━━━━━ DATA LISTING ━━━━━

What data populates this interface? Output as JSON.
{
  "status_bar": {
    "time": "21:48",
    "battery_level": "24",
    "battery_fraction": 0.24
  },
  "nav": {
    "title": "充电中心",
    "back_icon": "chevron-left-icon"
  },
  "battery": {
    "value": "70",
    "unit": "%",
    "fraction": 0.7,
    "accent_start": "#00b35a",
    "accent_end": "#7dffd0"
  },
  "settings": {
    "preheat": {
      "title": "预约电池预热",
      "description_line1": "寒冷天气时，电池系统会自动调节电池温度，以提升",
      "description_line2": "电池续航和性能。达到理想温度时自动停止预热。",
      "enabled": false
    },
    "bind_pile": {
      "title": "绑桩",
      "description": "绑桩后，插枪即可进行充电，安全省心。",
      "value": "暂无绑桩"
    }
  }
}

━━━━━

# [STATED EXERCISE]
Your task is to quote all of the data word for word.

# [TASK OUTPUT]
What data populates this interface? Output as JSON.
{
  "status_bar": {
    "time": "21:48",
    "battery_level": "24",
    "battery_fraction": 0.24
  },
  "nav": {
    "title": "充电中心",
    "back_icon": "chevron-left-icon"
  },
  "battery": {
    "value": "70",
    "unit": "%",
    "fraction": 0.7,
    "accent_start": "#00b35a",
    "accent_end": "#7dffd0"
  },
  "settings": {
    "preheat": {
      "title": "预约电池预热",
      "description_line1": "寒冷天气时，电池系统会自动调节电池温度，以提升",
      "description_line2": "电池续航和性能。达到理想温度时自动停止预热。",
      "enabled": false
    },
    "bind_pile": {
      "title": "绑桩",
      "description": "绑桩后，插枪即可进行充电，安全省心。",
      "value": "暂无绑桩"
    }
  }
}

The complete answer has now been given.